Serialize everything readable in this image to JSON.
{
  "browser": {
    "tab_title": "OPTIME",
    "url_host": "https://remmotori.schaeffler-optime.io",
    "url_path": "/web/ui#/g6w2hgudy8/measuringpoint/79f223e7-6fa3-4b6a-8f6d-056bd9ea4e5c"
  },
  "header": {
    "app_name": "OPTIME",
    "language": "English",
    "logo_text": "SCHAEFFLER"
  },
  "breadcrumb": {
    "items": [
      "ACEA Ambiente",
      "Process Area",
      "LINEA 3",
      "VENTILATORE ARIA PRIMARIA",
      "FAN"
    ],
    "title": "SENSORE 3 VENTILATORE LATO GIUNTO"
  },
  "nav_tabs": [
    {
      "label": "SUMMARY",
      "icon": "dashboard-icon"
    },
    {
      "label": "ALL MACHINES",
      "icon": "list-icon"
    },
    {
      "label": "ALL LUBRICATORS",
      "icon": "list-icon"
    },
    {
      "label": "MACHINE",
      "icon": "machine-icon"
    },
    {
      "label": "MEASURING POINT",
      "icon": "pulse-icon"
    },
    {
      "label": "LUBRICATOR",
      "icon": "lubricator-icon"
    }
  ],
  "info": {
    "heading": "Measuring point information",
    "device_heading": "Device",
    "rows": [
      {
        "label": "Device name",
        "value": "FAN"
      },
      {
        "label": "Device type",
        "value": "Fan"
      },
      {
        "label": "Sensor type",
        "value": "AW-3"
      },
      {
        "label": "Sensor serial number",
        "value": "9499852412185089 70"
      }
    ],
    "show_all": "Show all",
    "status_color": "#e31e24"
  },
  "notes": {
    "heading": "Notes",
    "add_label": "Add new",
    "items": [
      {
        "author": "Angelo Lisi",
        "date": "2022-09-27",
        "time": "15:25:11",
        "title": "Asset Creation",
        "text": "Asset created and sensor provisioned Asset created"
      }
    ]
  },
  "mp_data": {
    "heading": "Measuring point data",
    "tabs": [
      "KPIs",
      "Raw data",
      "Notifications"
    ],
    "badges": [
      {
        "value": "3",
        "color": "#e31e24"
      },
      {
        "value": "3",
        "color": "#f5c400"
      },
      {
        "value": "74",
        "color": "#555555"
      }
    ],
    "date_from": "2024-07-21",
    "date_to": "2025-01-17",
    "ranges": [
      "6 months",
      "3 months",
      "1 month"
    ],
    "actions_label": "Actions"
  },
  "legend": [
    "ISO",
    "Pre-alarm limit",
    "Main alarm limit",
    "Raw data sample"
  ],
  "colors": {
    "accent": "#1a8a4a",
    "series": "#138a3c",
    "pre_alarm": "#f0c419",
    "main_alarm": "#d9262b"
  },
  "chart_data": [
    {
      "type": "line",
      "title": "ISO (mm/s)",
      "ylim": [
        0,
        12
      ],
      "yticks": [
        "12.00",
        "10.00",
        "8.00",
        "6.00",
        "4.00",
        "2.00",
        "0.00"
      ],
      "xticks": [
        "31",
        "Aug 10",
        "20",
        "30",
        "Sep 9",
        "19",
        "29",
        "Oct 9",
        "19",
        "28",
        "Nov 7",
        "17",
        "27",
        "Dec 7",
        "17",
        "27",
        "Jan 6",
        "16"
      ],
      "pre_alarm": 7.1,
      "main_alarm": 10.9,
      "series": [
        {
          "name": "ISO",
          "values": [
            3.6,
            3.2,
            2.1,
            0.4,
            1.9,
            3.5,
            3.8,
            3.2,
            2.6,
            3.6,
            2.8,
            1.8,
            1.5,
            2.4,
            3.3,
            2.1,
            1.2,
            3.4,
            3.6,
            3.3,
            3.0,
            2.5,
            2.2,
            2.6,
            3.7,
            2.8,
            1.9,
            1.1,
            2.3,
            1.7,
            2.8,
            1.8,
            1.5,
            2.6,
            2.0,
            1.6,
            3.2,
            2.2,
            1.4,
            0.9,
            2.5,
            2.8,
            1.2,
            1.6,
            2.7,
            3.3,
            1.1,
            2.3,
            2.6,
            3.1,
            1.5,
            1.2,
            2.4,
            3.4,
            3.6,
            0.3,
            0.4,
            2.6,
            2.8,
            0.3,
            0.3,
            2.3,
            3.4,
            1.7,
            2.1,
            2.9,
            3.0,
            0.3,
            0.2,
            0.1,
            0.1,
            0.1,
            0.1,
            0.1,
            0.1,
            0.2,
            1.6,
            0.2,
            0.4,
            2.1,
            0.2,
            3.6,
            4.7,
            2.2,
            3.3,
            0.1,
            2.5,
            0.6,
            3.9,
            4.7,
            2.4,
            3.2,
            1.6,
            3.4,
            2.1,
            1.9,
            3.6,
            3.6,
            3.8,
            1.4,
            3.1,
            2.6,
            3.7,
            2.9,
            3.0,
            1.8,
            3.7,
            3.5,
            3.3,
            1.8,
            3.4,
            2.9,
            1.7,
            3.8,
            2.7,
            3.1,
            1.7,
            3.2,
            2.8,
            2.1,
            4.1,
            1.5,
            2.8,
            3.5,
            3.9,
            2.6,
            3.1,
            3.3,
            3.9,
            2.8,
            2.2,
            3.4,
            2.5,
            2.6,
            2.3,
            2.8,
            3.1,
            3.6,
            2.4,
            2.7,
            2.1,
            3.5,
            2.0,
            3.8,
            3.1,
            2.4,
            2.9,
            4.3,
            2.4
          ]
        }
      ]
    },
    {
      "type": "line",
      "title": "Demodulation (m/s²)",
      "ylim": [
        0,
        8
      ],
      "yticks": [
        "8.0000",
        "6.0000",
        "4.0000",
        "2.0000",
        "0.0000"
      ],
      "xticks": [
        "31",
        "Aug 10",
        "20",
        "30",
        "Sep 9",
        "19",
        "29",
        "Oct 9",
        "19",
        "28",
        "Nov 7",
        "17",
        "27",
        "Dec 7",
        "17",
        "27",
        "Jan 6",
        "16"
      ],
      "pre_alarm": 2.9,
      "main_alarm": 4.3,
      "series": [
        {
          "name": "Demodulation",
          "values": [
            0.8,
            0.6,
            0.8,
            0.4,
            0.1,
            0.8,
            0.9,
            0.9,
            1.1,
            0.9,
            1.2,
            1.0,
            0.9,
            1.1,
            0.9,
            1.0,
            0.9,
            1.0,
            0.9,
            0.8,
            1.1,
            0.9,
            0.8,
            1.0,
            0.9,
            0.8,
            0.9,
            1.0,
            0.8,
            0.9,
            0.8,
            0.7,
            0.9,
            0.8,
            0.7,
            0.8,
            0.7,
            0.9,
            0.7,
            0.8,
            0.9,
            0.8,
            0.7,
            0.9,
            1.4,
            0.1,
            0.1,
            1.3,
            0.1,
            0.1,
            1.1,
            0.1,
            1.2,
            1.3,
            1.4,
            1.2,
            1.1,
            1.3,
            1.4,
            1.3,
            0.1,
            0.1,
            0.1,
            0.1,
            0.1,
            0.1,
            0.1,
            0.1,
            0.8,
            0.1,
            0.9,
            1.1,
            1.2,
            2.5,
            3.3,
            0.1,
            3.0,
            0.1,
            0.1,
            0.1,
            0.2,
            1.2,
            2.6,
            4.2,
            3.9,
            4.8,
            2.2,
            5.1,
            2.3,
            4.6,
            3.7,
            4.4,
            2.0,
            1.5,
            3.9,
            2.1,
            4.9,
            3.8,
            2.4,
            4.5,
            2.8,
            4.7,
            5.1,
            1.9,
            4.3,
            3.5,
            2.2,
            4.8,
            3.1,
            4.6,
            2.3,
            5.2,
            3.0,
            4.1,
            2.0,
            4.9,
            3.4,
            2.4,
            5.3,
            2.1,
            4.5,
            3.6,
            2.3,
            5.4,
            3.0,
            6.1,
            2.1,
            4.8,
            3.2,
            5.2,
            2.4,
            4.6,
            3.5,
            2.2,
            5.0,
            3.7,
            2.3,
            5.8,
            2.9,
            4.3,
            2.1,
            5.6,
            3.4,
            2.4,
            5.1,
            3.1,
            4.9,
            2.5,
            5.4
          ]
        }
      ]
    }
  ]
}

▶ **WRITTEN INSTRUCTION**:
Report every line in the data above in which the word "type" appears.

▶ **WRITTEN ANSWER**:
        "label": "Device type",
        "label": "Sensor type",
      "type": "line",
      "type": "line",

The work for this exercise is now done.